Task prompt:
Please retype the records below exactly, leaving out any pictures.

◇ ◇ ◇

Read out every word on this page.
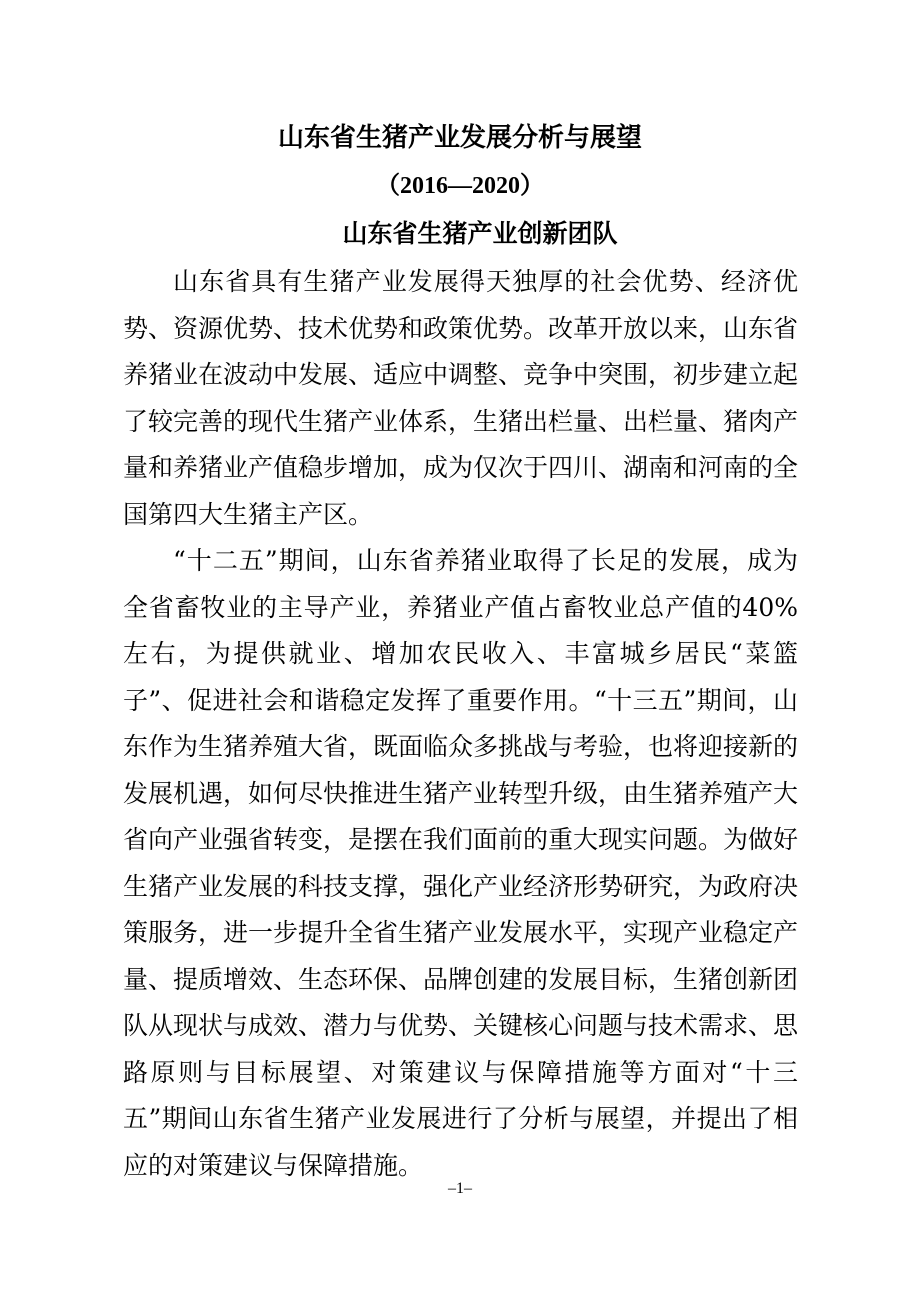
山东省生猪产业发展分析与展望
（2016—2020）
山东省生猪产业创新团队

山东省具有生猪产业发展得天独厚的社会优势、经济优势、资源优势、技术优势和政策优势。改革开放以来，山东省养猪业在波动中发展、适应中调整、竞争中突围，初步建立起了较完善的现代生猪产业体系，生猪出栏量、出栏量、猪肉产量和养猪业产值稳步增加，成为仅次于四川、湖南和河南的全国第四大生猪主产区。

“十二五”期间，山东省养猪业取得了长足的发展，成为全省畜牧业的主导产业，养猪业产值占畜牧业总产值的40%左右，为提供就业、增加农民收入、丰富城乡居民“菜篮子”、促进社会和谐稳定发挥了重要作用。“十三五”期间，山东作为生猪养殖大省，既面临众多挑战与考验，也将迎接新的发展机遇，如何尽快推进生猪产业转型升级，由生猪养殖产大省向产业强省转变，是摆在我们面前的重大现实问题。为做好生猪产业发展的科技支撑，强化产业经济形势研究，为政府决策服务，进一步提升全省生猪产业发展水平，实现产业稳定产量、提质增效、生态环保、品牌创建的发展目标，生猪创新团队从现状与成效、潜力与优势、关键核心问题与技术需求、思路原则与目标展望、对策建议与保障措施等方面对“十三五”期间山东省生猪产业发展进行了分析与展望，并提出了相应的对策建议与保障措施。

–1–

◇ ◇ ◇

The reply:
Read out every word on this page.
山东省生猪产业发展分析与展望
（2016—2020）
山东省生猪产业创新团队

山东省具有生猪产业发展得天独厚的社会优势、经济优势、资源优势、技术优势和政策优势。改革开放以来，山东省养猪业在波动中发展、适应中调整、竞争中突围，初步建立起了较完善的现代生猪产业体系，生猪出栏量、出栏量、猪肉产量和养猪业产值稳步增加，成为仅次于四川、湖南和河南的全国第四大生猪主产区。

“十二五”期间，山东省养猪业取得了长足的发展，成为全省畜牧业的主导产业，养猪业产值占畜牧业总产值的40%左右，为提供就业、增加农民收入、丰富城乡居民“菜篮子”、促进社会和谐稳定发挥了重要作用。“十三五”期间，山东作为生猪养殖大省，既面临众多挑战与考验，也将迎接新的发展机遇，如何尽快推进生猪产业转型升级，由生猪养殖产大省向产业强省转变，是摆在我们面前的重大现实问题。为做好生猪产业发展的科技支撑，强化产业经济形势研究，为政府决策服务，进一步提升全省生猪产业发展水平，实现产业稳定产量、提质增效、生态环保、品牌创建的发展目标，生猪创新团队从现状与成效、潜力与优势、关键核心问题与技术需求、思路原则与目标展望、对策建议与保障措施等方面对“十三五”期间山东省生猪产业发展进行了分析与展望，并提出了相应的对策建议与保障措施。

–1–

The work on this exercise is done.